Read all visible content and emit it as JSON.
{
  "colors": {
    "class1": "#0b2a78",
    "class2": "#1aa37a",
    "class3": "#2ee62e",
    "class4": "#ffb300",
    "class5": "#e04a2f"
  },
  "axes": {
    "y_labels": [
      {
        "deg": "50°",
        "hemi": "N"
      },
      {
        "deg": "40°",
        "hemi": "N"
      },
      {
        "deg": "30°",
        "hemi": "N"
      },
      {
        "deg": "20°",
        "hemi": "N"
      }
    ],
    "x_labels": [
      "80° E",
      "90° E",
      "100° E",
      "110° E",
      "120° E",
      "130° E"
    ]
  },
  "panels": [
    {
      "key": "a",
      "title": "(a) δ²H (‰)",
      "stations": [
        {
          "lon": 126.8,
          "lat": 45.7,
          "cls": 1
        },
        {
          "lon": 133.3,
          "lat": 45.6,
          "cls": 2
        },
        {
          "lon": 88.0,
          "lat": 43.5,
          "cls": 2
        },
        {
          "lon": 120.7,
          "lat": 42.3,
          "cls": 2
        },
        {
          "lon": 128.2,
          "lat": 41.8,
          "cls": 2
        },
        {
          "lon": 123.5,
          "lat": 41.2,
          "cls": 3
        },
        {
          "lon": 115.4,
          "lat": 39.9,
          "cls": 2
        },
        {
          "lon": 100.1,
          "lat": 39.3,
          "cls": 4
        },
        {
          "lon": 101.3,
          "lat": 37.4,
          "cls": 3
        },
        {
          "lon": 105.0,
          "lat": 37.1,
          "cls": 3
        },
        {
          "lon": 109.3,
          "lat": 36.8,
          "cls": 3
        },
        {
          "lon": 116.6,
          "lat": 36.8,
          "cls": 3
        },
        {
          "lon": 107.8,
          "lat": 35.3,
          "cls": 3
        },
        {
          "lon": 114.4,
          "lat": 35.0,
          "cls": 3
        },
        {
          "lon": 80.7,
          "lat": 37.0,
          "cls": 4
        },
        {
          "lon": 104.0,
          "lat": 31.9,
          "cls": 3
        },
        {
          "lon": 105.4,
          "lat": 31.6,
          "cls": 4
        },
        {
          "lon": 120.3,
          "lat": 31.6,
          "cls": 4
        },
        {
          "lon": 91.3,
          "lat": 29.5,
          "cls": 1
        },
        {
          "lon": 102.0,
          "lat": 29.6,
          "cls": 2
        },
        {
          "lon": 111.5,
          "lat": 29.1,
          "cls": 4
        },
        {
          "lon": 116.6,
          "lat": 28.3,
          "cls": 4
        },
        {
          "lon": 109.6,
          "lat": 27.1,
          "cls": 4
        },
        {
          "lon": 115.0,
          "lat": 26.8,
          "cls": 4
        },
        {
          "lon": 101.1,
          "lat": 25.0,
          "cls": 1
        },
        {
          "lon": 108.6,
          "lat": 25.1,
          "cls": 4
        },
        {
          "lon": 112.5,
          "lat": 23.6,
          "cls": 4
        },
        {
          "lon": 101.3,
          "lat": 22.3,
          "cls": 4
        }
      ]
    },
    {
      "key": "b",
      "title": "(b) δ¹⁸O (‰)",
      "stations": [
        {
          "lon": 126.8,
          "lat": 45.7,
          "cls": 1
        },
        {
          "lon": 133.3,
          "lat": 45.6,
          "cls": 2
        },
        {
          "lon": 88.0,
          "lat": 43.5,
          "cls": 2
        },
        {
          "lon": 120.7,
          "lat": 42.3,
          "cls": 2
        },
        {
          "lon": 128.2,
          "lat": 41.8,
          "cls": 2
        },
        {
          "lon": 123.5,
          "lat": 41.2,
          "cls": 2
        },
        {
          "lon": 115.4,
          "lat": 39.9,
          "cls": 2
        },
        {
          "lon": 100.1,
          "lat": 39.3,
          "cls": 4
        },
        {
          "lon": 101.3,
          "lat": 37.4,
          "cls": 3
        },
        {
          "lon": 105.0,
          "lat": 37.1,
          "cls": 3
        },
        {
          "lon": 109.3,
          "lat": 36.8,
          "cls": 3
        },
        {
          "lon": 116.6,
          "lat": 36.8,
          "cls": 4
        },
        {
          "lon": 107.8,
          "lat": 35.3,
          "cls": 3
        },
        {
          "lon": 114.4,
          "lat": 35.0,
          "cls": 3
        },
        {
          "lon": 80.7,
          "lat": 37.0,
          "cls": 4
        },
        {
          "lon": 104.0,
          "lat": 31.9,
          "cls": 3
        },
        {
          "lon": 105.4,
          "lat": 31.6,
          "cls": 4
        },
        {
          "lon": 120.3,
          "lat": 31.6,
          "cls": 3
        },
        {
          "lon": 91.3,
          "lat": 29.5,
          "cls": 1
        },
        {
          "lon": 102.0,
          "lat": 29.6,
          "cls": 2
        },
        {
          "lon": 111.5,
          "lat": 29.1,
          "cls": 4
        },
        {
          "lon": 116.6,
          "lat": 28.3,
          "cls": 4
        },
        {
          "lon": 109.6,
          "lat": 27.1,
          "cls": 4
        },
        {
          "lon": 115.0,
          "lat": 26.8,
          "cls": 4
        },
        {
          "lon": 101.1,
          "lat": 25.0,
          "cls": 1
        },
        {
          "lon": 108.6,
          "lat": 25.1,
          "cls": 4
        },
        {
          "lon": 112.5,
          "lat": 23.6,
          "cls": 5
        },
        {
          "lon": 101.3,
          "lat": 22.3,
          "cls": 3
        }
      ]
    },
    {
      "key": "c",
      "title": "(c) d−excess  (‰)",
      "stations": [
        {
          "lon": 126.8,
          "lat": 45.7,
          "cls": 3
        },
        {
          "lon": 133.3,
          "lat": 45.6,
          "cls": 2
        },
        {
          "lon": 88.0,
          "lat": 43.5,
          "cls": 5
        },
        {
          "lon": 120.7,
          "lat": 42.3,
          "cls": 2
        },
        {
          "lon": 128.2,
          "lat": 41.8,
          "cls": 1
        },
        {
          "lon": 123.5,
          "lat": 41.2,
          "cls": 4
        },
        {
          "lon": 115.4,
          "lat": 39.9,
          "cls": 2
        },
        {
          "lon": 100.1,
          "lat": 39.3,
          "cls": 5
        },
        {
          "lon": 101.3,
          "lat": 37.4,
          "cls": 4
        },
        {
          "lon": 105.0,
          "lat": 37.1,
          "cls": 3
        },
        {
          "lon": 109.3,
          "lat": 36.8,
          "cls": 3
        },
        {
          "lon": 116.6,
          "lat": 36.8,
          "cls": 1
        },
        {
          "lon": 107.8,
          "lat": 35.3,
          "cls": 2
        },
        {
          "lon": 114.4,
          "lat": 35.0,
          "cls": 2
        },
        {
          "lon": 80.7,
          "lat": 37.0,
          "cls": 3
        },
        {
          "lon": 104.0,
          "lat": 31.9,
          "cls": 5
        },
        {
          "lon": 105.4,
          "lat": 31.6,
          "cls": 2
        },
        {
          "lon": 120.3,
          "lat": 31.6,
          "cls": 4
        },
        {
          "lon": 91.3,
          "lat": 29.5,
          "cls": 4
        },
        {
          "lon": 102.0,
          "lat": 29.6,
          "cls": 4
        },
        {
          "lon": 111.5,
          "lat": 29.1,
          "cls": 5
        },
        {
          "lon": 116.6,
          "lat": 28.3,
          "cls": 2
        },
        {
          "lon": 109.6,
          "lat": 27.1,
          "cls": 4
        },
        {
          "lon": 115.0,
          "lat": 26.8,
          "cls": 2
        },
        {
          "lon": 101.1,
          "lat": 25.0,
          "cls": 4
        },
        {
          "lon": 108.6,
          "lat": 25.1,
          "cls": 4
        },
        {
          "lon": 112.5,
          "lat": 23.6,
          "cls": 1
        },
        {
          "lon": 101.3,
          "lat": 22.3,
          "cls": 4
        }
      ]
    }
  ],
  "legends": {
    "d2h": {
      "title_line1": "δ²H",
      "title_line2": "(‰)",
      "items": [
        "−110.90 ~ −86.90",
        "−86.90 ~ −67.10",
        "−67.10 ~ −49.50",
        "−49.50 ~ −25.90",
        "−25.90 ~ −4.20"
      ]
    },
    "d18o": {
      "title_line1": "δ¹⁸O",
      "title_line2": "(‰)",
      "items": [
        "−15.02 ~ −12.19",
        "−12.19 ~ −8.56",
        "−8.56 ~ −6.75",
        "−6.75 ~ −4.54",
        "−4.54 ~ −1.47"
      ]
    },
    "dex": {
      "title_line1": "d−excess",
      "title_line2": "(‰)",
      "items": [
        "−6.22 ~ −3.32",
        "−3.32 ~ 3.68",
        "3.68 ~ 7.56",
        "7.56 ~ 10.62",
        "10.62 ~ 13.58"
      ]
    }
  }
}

______________________________

What you need to do — Copy each line of the entries that includes the word "excess".

Task response —
      "title": "(c) d−excess  (‰)",
      "title_line1": "d−excess",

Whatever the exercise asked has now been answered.